SOURCE DATA:

:::

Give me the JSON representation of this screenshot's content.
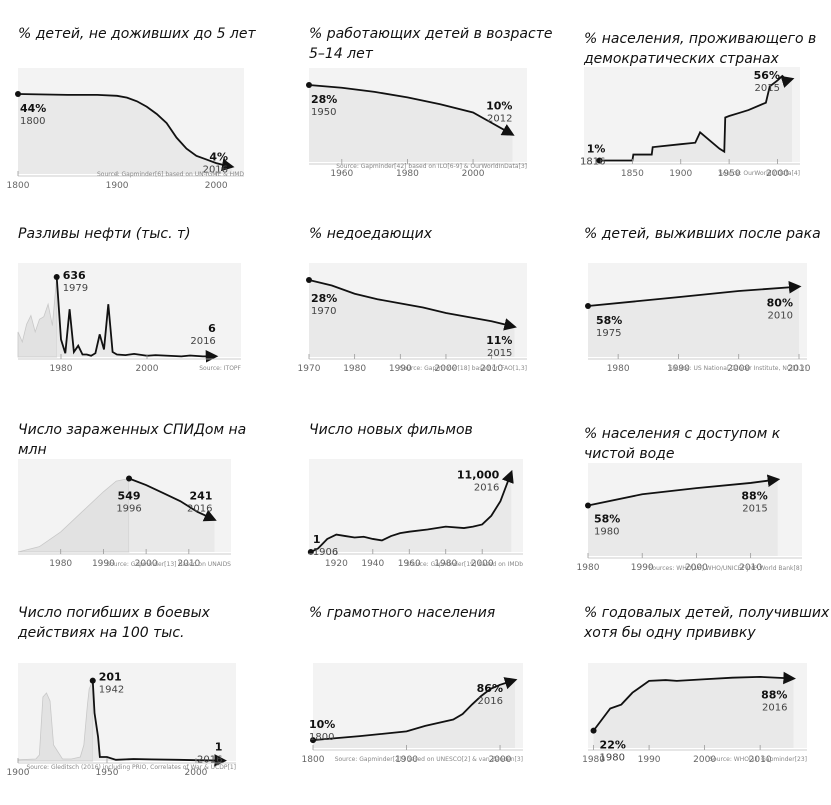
{
  "chart_data": [
    {
      "id": "c1",
      "type": "line",
      "title": "% детей, не доживших до 5 лет",
      "x": [
        1800,
        1850,
        1880,
        1900,
        1910,
        1920,
        1930,
        1940,
        1950,
        1960,
        1970,
        1980,
        1990,
        2000,
        2010,
        2016
      ],
      "y": [
        44,
        43.5,
        43.5,
        43,
        42,
        40,
        37,
        33,
        28,
        20,
        14,
        10,
        8,
        6,
        4.6,
        4
      ],
      "xlim": [
        1800,
        2020
      ],
      "ylim": [
        0,
        55
      ],
      "ticks": [
        1800,
        1900,
        2000
      ],
      "start": {
        "value": "44%",
        "year": "1800"
      },
      "end": {
        "value": "4%",
        "year": "2016"
      },
      "source": "Source: Gapminder[6] based on UN-IGME & HMD"
    },
    {
      "id": "c2",
      "type": "line",
      "title": "% работающих детей в возрасте 5–14 лет",
      "x": [
        1950,
        1960,
        1970,
        1980,
        1990,
        2000,
        2006,
        2012
      ],
      "y": [
        28,
        27,
        25.5,
        23.5,
        21,
        18,
        14,
        10
      ],
      "xlim": [
        1950,
        2014
      ],
      "ylim": [
        0,
        32
      ],
      "ticks": [
        1960,
        1980,
        2000
      ],
      "start": {
        "value": "28%",
        "year": "1950"
      },
      "end": {
        "value": "10%",
        "year": "2012"
      },
      "source": "Source: Gapminder[42] based on ILO[6-9] & OurWorldInData[3]"
    },
    {
      "id": "c3",
      "type": "line",
      "title": "% населения, проживающего в демократических странах",
      "x": [
        1816,
        1850,
        1851,
        1870,
        1871,
        1900,
        1915,
        1920,
        1940,
        1945,
        1946,
        1950,
        1960,
        1970,
        1988,
        1992,
        2000,
        2005,
        2010,
        2015
      ],
      "y": [
        1,
        1,
        5,
        5,
        10,
        12,
        13,
        20,
        9,
        7,
        30,
        31,
        33,
        35,
        40,
        51,
        55,
        58,
        55,
        56
      ],
      "xlim": [
        1800,
        2015
      ],
      "ylim": [
        0,
        60
      ],
      "ticks": [
        1850,
        1900,
        1950,
        2000
      ],
      "start": {
        "value": "1%",
        "year": "1816"
      },
      "end": {
        "value": "56%",
        "year": "2015"
      },
      "source": "Source: OurWorldInData[4]"
    },
    {
      "id": "c4",
      "type": "line",
      "title": "Разливы нефти (тыс. т)",
      "x": [
        1979,
        1980,
        1981,
        1982,
        1983,
        1984,
        1985,
        1986,
        1987,
        1988,
        1989,
        1990,
        1991,
        1992,
        1993,
        1995,
        1997,
        2000,
        2002,
        2005,
        2008,
        2010,
        2013,
        2016
      ],
      "y": [
        636,
        140,
        30,
        380,
        40,
        90,
        20,
        20,
        10,
        30,
        180,
        60,
        420,
        40,
        20,
        15,
        25,
        10,
        15,
        10,
        5,
        12,
        5,
        6
      ],
      "context_x": [
        1970,
        1971,
        1972,
        1973,
        1974,
        1975,
        1976,
        1977,
        1978,
        1979
      ],
      "context_y": [
        200,
        120,
        260,
        330,
        200,
        300,
        320,
        420,
        250,
        636
      ],
      "xlim": [
        1970,
        2020
      ],
      "ylim": [
        0,
        700
      ],
      "ticks": [
        1980,
        2000
      ],
      "start": {
        "value": "636",
        "year": "1979"
      },
      "end": {
        "value": "6",
        "year": "2016"
      },
      "source": "Source: ITOPF"
    },
    {
      "id": "c5",
      "type": "line",
      "title": "% недоедающих",
      "x": [
        1970,
        1975,
        1980,
        1985,
        1990,
        1995,
        2000,
        2005,
        2010,
        2015
      ],
      "y": [
        28,
        26,
        23,
        21,
        19.5,
        18,
        16,
        14.5,
        13,
        11
      ],
      "xlim": [
        1970,
        2016
      ],
      "ylim": [
        0,
        32
      ],
      "ticks": [
        1970,
        1980,
        1990,
        2000,
        2010
      ],
      "start": {
        "value": "28%",
        "year": "1970"
      },
      "end": {
        "value": "11%",
        "year": "2015"
      },
      "source": "Source: Gapminder[18] based on FAO[1,3]"
    },
    {
      "id": "c6",
      "type": "line",
      "title": "% детей, выживших после рака",
      "x": [
        1975,
        1990,
        2000,
        2010
      ],
      "y": [
        58,
        68,
        75,
        80
      ],
      "xlim": [
        1975,
        2010
      ],
      "ylim": [
        0,
        100
      ],
      "ticks": [
        1980,
        1990,
        2000,
        2010
      ],
      "start": {
        "value": "58%",
        "year": "1975"
      },
      "end": {
        "value": "80%",
        "year": "2010"
      },
      "source": "Source: US National Cancer Institute, NCI[1,2]"
    },
    {
      "id": "c7",
      "type": "line",
      "title": "Число зараженных СПИДом на млн",
      "x": [
        1996,
        2000,
        2004,
        2008,
        2012,
        2016
      ],
      "y": [
        549,
        500,
        440,
        380,
        300,
        241
      ],
      "context_x": [
        1970,
        1975,
        1980,
        1985,
        1990,
        1993,
        1996
      ],
      "context_y": [
        0,
        40,
        150,
        300,
        450,
        530,
        549
      ],
      "xlim": [
        1970,
        2018
      ],
      "ylim": [
        0,
        650
      ],
      "ticks": [
        1980,
        1990,
        2000,
        2010
      ],
      "start": {
        "value": "549",
        "year": "1996"
      },
      "end": {
        "value": "241",
        "year": "2016"
      },
      "source": "Source: Gapminder[13] based on UNAIDS"
    },
    {
      "id": "c8",
      "type": "line",
      "title": "Число новых фильмов",
      "x": [
        1906,
        1910,
        1915,
        1920,
        1925,
        1930,
        1935,
        1940,
        1945,
        1950,
        1955,
        1960,
        1970,
        1980,
        1990,
        1995,
        2000,
        2005,
        2010,
        2016
      ],
      "y": [
        1,
        500,
        1800,
        2400,
        2200,
        2000,
        2100,
        1800,
        1600,
        2200,
        2600,
        2800,
        3100,
        3500,
        3300,
        3500,
        3800,
        5000,
        7000,
        11000
      ],
      "xlim": [
        1905,
        2018
      ],
      "ylim": [
        0,
        12000
      ],
      "ticks": [
        1920,
        1940,
        1960,
        1980,
        2000
      ],
      "start": {
        "value": "1",
        "year": "1906"
      },
      "end": {
        "value": "11,000",
        "year": "2016"
      },
      "source": "Source: Gapminder[19] based on IMDb"
    },
    {
      "id": "c9",
      "type": "line",
      "title": "% населения с доступом к чистой воде",
      "x": [
        1980,
        1990,
        2000,
        2010,
        2015
      ],
      "y": [
        58,
        71,
        78,
        84,
        88
      ],
      "xlim": [
        1980,
        2018
      ],
      "ylim": [
        0,
        100
      ],
      "ticks": [
        1980,
        1990,
        2000,
        2010
      ],
      "start": {
        "value": "58%",
        "year": "1980"
      },
      "end": {
        "value": "88%",
        "year": "2015"
      },
      "source": "Sources: WHO[16],WHO/UNICEF JMP,World Bank[8]"
    },
    {
      "id": "c10",
      "type": "line",
      "title": "Число погибших в боевых действиях на 100 тыс.",
      "x": [
        1942,
        1943,
        1944,
        1945,
        1946,
        1950,
        1955,
        1965,
        1975,
        1990,
        2000,
        2016
      ],
      "y": [
        201,
        120,
        90,
        60,
        10,
        10,
        3,
        5,
        4,
        3,
        2,
        1
      ],
      "context_x": [
        1900,
        1910,
        1912,
        1914,
        1916,
        1918,
        1920,
        1925,
        1930,
        1935,
        1937,
        1939,
        1940,
        1942
      ],
      "context_y": [
        3,
        5,
        15,
        160,
        170,
        150,
        40,
        5,
        5,
        10,
        40,
        140,
        180,
        201
      ],
      "xlim": [
        1900,
        2018
      ],
      "ylim": [
        0,
        230
      ],
      "ticks": [
        1900,
        1950,
        2000
      ],
      "start": {
        "value": "201",
        "year": "1942"
      },
      "end": {
        "value": "1",
        "year": "2016"
      },
      "source": "Source: Gleditsch (2016) including PRIO, Correlates of War & UCDP[1]"
    },
    {
      "id": "c11",
      "type": "line",
      "title": "% грамотного населения",
      "x": [
        1800,
        1850,
        1900,
        1920,
        1950,
        1960,
        1970,
        1980,
        1990,
        2000,
        2016
      ],
      "y": [
        10,
        15,
        21,
        28,
        36,
        43,
        55,
        66,
        75,
        80,
        86
      ],
      "xlim": [
        1800,
        2016
      ],
      "ylim": [
        0,
        100
      ],
      "ticks": [
        1800,
        1900,
        2000
      ],
      "start": {
        "value": "10%",
        "year": "1800"
      },
      "end": {
        "value": "86%",
        "year": "2016"
      },
      "source": "Source: Gapminder[21] based on UNESCO[2] & van Zanden[3]"
    },
    {
      "id": "c12",
      "type": "line",
      "title": "% годовалых детей, получивших хотя бы одну прививку",
      "x": [
        1980,
        1983,
        1985,
        1987,
        1990,
        1993,
        1995,
        2000,
        2005,
        2010,
        2016
      ],
      "y": [
        22,
        50,
        55,
        70,
        85,
        86,
        85,
        87,
        89,
        90,
        88
      ],
      "xlim": [
        1979,
        2017
      ],
      "ylim": [
        0,
        100
      ],
      "ticks": [
        1980,
        1990,
        2000,
        2010
      ],
      "start": {
        "value": "22%",
        "year": "1980"
      },
      "end": {
        "value": "88%",
        "year": "2016"
      },
      "source": "Source: WHO[1], Gapminder[23]"
    }
  ]
}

:::

TASK OBJECTIVE: Scan the data for the word "title" and copy every line where it shows up.

WRITTEN ANSWER:
      "title": "% детей, не доживших до 5 лет",
      "title": "% работающих детей в возрасте 5–14 лет",
      "title": "% населения, проживающего в демократических странах",
      "title": "Разливы нефти (тыс. т)",
      "title": "% недоедающих",
      "title": "% детей, выживших после рака",
      "title": "Число зараженных СПИДом на млн",
      "title": "Число новых фильмов",
      "title": "% населения с доступом к чистой воде",
      "title": "Число погибших в боевых действиях на 100 тыс.",
      "title": "% грамотного населения",
      "title": "% годовалых детей, получивших хотя бы одну прививку",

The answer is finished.